Saved entries:
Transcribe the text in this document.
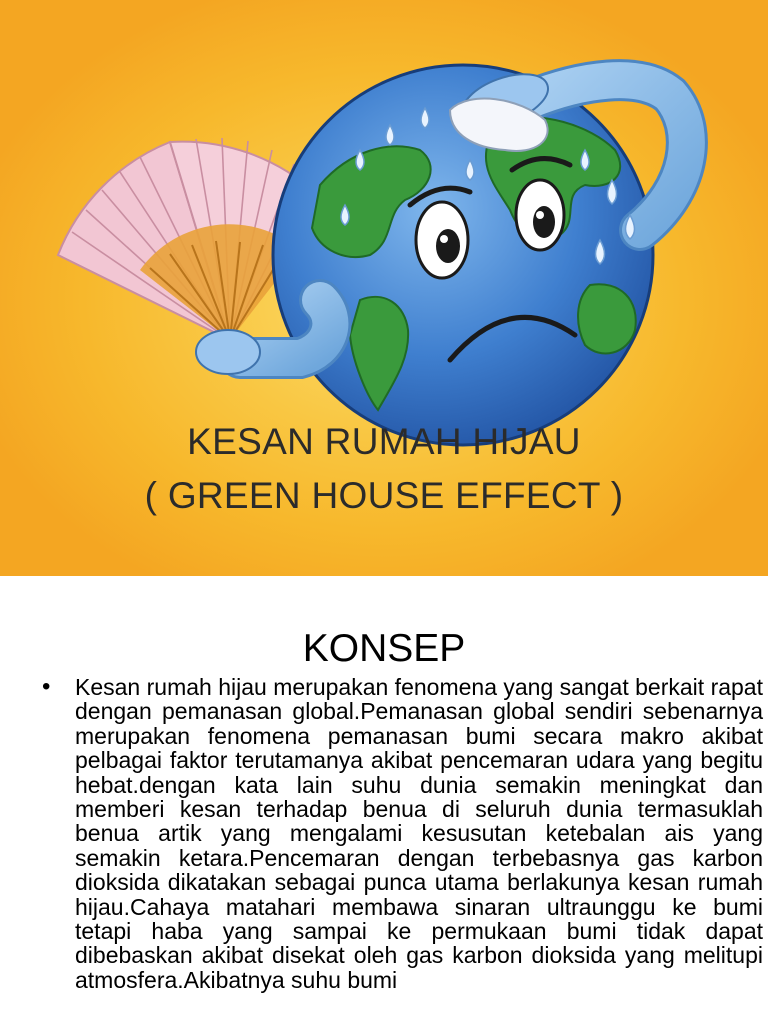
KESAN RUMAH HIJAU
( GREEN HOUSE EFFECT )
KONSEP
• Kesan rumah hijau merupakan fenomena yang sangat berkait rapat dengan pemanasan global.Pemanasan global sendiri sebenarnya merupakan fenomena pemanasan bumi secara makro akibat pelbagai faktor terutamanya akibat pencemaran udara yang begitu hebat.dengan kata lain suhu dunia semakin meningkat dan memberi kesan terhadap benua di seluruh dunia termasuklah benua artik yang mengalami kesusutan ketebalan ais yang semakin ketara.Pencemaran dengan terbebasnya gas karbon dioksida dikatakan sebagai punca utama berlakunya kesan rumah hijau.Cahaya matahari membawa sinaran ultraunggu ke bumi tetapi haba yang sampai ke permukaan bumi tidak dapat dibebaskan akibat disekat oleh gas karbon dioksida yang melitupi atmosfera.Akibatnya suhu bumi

**Objective:**
Can the entries above be repeated exactly, without their pictures?

**Problem solution:**
Transcribe the text in this document.
KESAN RUMAH HIJAU
( GREEN HOUSE EFFECT )
KONSEP
• Kesan rumah hijau merupakan fenomena yang sangat berkait rapat dengan pemanasan global.Pemanasan global sendiri sebenarnya merupakan fenomena pemanasan bumi secara makro akibat pelbagai faktor terutamanya akibat pencemaran udara yang begitu hebat.dengan kata lain suhu dunia semakin meningkat dan memberi kesan terhadap benua di seluruh dunia termasuklah benua artik yang mengalami kesusutan ketebalan ais yang semakin ketara.Pencemaran dengan terbebasnya gas karbon dioksida dikatakan sebagai punca utama berlakunya kesan rumah hijau.Cahaya matahari membawa sinaran ultraunggu ke bumi tetapi haba yang sampai ke permukaan bumi tidak dapat dibebaskan akibat disekat oleh gas karbon dioksida yang melitupi atmosfera.Akibatnya suhu bumi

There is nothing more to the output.